**WRITTEN REQUEST:** Report, as a bare number, how many lines contain the string "λίμνην".

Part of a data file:
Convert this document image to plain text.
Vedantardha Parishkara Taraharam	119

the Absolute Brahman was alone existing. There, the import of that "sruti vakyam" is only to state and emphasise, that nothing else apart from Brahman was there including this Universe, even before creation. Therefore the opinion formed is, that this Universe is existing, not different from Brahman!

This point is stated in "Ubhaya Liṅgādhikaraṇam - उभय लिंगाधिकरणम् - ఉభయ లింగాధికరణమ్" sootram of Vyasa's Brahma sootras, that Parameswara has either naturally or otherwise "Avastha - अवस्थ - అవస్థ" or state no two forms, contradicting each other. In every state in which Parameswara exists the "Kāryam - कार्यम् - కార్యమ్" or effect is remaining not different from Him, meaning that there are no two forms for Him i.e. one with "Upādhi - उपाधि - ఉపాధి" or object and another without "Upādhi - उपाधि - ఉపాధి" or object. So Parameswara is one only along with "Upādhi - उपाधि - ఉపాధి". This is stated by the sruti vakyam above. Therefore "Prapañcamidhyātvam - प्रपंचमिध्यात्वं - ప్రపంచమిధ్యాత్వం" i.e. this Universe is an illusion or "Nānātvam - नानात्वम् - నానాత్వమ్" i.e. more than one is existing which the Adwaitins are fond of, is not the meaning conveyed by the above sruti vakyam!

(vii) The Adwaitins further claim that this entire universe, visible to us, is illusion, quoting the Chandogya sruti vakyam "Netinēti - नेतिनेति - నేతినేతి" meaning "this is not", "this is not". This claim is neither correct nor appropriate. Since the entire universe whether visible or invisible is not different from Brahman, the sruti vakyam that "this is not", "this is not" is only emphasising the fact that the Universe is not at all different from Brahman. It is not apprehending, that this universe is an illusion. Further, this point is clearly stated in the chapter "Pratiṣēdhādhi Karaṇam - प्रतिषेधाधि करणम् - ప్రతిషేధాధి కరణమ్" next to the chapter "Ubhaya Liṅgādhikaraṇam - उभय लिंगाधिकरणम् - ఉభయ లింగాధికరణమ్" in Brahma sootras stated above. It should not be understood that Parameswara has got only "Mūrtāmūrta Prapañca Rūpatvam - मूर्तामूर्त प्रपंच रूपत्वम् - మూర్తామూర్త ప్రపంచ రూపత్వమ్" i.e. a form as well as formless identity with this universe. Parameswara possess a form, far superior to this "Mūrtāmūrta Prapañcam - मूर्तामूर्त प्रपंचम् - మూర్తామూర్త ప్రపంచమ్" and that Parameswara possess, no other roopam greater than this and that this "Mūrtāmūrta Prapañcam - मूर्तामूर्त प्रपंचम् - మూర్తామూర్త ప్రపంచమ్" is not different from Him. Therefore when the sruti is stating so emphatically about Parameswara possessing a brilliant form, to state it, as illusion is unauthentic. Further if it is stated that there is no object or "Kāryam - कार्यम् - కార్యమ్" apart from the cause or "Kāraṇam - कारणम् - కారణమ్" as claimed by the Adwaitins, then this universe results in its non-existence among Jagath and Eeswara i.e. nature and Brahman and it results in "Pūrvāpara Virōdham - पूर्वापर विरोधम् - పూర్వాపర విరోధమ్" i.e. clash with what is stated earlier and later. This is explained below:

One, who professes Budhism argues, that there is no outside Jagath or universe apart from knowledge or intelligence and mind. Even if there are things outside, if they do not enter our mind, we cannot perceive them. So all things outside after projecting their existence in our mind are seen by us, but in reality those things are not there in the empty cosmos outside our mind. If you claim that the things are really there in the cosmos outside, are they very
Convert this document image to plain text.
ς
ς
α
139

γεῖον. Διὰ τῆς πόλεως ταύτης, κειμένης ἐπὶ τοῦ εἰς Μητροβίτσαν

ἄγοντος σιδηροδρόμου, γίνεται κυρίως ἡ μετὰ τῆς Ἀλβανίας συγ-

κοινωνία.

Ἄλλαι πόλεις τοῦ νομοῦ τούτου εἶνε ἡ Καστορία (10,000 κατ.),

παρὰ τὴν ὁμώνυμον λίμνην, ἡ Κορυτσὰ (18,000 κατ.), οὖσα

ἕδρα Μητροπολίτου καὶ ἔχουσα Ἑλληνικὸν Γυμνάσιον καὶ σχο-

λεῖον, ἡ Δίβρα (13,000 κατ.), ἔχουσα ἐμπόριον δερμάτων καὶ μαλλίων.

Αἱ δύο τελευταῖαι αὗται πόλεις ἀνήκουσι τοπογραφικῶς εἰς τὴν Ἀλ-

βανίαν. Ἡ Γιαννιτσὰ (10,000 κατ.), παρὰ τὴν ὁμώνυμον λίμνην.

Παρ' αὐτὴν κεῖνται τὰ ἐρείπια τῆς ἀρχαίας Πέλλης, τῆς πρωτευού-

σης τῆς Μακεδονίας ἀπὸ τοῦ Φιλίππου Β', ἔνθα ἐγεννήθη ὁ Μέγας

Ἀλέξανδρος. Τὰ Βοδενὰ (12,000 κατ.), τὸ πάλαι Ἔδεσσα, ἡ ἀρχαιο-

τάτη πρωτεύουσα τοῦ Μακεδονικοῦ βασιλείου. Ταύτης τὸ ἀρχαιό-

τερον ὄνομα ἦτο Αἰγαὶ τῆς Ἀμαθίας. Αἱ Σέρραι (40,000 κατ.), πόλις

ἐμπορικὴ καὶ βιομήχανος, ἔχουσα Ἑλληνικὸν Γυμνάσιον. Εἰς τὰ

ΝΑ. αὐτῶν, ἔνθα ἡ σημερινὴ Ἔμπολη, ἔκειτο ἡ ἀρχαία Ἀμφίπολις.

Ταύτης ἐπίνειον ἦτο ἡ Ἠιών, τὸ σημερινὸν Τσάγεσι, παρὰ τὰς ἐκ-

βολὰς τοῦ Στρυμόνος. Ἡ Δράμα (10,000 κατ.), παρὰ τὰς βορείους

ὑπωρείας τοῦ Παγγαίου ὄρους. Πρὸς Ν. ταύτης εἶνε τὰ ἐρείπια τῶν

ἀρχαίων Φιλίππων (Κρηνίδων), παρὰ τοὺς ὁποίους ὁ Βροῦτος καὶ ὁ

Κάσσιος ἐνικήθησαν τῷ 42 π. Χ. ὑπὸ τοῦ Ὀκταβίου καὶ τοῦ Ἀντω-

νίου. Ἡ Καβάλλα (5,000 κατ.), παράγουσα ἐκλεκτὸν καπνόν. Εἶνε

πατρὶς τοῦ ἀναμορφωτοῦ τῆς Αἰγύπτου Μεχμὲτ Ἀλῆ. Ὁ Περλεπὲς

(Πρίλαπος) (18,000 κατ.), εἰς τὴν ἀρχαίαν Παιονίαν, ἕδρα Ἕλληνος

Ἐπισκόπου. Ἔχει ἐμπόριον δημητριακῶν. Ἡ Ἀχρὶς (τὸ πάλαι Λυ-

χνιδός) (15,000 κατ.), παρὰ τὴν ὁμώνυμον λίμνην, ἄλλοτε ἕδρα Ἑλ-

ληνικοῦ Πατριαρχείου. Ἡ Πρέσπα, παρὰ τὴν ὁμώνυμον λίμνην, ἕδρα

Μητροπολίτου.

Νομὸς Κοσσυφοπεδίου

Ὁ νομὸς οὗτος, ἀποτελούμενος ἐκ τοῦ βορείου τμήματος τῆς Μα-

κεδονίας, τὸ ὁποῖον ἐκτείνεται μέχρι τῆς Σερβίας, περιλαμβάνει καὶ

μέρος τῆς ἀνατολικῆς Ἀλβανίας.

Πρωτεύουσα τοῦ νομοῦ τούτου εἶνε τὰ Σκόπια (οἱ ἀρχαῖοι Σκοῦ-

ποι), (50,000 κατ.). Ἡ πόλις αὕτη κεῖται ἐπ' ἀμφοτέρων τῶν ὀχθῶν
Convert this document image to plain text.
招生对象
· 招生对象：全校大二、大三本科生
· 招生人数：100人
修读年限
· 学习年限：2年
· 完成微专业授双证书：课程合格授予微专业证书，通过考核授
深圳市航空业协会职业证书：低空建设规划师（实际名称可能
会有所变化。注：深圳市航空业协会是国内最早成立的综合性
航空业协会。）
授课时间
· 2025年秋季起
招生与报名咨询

**OUTPUT FOR THIS EXERCISE:** 4